"""

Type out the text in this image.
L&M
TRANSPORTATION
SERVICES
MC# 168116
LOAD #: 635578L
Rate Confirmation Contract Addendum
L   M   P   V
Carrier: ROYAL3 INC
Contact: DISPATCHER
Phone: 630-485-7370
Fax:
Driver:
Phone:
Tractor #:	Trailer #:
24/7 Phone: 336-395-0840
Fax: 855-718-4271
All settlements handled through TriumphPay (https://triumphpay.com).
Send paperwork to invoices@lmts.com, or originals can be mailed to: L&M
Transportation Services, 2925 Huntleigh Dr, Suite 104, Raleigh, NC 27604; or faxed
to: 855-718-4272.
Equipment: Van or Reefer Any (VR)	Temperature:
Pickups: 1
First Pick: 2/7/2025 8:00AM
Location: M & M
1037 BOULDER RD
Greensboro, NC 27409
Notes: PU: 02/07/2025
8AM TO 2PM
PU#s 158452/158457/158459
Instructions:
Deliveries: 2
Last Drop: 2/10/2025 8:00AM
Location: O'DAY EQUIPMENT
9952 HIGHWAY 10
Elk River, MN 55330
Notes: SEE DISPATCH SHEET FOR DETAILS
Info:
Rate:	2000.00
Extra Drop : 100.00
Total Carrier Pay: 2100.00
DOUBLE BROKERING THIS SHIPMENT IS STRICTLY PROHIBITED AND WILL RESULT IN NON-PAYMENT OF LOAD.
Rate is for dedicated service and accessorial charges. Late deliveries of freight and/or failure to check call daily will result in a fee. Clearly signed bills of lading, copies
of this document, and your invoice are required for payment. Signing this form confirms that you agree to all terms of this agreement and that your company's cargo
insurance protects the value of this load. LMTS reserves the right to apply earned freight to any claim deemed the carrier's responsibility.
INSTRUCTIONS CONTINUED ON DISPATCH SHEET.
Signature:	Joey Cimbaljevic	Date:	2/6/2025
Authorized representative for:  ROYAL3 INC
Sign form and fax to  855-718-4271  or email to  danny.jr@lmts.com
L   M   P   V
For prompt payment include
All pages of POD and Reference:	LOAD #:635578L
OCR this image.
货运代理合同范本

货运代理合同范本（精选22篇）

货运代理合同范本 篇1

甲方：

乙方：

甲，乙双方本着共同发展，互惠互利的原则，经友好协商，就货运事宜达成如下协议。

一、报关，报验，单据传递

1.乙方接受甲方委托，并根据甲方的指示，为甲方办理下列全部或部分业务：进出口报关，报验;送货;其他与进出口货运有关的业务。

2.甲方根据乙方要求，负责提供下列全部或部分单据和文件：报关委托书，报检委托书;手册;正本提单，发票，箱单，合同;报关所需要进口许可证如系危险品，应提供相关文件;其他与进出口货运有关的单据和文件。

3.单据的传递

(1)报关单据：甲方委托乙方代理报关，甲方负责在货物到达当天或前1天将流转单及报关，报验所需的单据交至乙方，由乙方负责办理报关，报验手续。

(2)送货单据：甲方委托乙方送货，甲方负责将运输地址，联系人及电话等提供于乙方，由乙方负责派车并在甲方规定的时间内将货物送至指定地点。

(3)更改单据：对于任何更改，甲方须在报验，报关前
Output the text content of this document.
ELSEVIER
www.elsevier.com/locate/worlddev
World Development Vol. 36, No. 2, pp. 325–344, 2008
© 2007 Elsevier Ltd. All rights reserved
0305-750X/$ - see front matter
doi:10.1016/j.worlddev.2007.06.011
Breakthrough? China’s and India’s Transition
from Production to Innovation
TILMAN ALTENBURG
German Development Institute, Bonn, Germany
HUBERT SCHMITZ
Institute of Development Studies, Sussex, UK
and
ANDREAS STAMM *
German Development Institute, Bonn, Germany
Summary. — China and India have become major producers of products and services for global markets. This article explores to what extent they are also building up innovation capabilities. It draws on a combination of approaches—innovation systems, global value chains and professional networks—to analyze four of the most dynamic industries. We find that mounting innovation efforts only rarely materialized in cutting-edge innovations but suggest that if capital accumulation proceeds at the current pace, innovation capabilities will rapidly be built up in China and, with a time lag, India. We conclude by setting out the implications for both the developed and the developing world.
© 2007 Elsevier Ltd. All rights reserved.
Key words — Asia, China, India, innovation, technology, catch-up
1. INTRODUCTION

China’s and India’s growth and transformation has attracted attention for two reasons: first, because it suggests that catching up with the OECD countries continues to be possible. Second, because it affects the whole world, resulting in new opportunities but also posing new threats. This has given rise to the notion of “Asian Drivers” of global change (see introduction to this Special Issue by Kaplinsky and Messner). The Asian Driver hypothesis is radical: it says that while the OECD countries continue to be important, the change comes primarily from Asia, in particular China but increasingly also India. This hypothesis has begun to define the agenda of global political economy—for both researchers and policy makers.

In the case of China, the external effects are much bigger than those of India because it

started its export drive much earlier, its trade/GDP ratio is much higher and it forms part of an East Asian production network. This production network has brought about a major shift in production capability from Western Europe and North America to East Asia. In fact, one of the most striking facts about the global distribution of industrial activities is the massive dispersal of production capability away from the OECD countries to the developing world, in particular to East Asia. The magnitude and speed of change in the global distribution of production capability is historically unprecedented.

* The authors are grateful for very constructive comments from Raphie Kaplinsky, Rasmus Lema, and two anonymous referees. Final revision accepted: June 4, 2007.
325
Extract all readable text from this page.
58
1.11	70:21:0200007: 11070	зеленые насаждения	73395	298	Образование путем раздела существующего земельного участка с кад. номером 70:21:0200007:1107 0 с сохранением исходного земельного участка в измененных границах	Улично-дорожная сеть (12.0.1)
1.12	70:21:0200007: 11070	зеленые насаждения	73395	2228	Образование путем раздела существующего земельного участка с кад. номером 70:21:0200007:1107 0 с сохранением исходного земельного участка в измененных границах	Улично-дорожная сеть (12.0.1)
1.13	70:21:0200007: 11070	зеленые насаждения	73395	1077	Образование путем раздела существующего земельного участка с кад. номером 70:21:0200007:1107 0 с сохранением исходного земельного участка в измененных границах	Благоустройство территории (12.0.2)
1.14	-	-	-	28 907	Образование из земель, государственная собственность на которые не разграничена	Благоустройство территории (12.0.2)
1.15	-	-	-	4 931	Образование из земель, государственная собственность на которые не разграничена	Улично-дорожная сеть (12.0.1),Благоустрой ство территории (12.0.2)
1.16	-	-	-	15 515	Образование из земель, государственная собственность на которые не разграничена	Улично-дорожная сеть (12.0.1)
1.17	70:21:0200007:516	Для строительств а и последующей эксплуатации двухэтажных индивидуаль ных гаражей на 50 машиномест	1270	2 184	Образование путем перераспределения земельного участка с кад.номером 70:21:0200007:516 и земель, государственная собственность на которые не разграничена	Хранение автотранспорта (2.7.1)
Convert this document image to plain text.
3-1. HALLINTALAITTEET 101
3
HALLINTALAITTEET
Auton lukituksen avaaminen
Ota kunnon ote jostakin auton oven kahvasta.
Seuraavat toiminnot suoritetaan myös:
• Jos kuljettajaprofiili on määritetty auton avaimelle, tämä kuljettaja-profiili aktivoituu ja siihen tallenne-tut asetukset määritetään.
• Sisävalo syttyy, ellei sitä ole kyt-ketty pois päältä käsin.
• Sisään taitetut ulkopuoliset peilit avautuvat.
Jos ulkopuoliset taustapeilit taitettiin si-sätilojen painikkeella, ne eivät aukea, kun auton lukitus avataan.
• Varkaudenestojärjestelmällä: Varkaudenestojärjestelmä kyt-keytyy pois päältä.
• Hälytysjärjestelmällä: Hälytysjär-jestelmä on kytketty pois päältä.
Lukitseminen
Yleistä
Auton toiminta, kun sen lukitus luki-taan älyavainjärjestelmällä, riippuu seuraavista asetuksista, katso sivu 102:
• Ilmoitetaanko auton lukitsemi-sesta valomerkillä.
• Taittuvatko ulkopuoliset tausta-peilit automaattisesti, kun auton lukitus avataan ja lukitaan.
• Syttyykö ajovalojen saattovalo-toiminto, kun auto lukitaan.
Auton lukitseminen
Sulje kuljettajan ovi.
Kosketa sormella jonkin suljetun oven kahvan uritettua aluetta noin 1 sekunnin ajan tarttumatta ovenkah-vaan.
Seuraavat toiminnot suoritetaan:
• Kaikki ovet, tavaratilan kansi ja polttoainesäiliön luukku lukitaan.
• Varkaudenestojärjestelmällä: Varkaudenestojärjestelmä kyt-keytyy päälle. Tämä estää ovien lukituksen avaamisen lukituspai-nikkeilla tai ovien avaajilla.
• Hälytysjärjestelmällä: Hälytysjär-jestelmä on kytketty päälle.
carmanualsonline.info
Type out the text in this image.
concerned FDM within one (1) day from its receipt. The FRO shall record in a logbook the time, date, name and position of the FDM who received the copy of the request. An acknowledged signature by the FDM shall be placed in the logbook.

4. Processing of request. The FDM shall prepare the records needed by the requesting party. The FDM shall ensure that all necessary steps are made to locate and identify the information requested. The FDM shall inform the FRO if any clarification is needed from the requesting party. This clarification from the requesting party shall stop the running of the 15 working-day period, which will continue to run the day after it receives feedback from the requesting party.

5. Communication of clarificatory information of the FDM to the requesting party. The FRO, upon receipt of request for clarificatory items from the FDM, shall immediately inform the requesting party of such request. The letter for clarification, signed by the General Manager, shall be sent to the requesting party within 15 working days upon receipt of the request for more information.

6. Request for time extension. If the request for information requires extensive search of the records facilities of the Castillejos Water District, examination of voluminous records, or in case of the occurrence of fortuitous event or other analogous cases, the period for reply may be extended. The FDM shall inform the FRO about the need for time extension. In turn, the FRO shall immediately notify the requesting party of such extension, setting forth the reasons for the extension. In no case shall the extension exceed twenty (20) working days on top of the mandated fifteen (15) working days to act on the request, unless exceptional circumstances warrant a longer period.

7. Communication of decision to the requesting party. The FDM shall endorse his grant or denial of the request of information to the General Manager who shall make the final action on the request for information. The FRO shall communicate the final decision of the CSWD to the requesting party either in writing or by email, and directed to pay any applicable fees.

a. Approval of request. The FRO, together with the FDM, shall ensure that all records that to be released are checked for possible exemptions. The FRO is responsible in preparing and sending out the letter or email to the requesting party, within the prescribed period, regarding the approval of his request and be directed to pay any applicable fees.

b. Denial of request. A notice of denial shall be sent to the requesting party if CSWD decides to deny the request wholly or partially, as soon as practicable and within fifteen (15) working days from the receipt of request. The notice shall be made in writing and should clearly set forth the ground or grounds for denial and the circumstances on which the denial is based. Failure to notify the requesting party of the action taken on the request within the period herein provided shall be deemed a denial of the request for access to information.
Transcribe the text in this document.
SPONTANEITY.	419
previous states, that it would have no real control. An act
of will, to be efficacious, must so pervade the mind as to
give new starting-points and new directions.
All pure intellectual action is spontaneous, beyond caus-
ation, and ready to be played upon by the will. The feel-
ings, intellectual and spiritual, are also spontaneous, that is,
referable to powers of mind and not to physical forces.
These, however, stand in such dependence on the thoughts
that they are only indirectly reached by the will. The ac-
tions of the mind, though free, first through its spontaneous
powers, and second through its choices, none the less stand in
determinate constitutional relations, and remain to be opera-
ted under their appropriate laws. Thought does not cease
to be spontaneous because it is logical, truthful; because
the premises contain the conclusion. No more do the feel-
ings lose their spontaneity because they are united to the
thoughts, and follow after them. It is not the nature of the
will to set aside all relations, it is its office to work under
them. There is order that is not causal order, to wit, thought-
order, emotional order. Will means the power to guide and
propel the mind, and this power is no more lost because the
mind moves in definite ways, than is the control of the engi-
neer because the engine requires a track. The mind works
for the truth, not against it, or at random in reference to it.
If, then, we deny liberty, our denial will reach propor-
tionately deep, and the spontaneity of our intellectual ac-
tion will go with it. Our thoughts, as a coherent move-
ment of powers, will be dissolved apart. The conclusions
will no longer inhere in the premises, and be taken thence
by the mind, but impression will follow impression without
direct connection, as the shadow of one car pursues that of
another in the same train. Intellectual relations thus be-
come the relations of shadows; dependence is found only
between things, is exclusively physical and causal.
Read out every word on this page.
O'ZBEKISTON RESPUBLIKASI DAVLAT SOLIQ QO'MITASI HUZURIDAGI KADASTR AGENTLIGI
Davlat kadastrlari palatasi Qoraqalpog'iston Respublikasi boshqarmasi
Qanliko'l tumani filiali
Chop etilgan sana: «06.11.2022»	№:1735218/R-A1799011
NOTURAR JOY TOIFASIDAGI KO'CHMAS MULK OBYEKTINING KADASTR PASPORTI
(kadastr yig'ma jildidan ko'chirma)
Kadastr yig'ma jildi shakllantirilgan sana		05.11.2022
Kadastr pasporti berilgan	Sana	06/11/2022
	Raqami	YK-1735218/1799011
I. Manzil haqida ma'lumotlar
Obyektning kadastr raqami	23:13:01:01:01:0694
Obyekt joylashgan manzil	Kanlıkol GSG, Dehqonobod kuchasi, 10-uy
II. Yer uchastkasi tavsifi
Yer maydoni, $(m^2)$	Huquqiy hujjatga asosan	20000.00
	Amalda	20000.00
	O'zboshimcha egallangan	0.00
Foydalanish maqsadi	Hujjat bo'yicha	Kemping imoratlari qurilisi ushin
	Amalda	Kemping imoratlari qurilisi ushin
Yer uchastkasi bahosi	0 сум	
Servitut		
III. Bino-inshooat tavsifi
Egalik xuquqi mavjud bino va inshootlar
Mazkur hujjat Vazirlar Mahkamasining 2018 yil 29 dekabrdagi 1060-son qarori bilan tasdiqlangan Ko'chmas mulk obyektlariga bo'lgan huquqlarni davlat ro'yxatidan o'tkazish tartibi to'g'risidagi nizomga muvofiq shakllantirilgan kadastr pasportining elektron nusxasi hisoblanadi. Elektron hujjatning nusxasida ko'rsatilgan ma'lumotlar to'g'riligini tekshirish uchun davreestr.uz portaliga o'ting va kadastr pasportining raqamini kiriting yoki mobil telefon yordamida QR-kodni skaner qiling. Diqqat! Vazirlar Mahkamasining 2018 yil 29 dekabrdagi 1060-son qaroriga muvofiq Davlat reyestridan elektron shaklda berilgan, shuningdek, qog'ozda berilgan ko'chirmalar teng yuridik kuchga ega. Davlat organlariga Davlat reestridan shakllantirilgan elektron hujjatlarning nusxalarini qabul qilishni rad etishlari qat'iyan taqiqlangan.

"""

** Exercise task **
Look through the entries and find each line that has the string "fees". Copy those lines.

** Written answer **
7. Communication of decision to the requesting party. The FDM shall endorse his grant or denial of the request of information to the General Manager who shall make the final action on the request for information. The FRO shall communicate the final decision of the CSWD to the requesting party either in writing or by email, and directed to pay any applicable fees.
a. Approval of request. The FRO, together with the FDM, shall ensure that all records that to be released are checked for possible exemptions. The FRO is responsible in preparing and sending out the letter or email to the requesting party, within the prescribed period, regarding the approval of his request and be directed to pay any applicable fees.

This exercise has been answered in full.